» EXERCISE REQUIREMENTS:
Below are some entries. Work out how many of their lines hold the word "note", and write that number alone.

» Dataset rows about figures:
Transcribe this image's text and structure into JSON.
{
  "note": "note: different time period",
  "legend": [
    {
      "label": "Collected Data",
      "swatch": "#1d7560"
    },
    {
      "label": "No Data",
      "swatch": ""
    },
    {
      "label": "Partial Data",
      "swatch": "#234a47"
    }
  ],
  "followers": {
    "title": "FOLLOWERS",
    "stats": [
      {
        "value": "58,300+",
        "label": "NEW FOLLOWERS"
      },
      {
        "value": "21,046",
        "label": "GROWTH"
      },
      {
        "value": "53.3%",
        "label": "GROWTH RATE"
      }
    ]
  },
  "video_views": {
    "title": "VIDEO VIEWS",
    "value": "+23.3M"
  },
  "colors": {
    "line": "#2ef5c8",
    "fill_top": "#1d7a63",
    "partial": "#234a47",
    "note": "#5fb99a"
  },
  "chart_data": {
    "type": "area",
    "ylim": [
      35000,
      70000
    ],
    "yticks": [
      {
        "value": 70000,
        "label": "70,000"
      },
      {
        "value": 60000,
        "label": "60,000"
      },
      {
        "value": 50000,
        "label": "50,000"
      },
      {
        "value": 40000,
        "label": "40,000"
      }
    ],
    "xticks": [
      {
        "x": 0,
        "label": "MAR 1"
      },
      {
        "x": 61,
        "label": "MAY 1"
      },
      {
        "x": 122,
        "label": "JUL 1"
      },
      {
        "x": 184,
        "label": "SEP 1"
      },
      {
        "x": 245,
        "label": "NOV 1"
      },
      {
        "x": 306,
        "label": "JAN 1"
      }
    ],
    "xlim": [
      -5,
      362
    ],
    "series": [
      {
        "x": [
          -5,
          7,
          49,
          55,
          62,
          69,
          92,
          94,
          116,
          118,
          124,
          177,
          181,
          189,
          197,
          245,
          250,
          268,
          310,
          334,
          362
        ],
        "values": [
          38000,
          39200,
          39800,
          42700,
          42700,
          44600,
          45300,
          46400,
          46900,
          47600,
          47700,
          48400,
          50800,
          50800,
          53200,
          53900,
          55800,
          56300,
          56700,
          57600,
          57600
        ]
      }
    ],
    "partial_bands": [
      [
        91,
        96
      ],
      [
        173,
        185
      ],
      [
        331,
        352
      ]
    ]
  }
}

» COMPLETE ANSWER:
2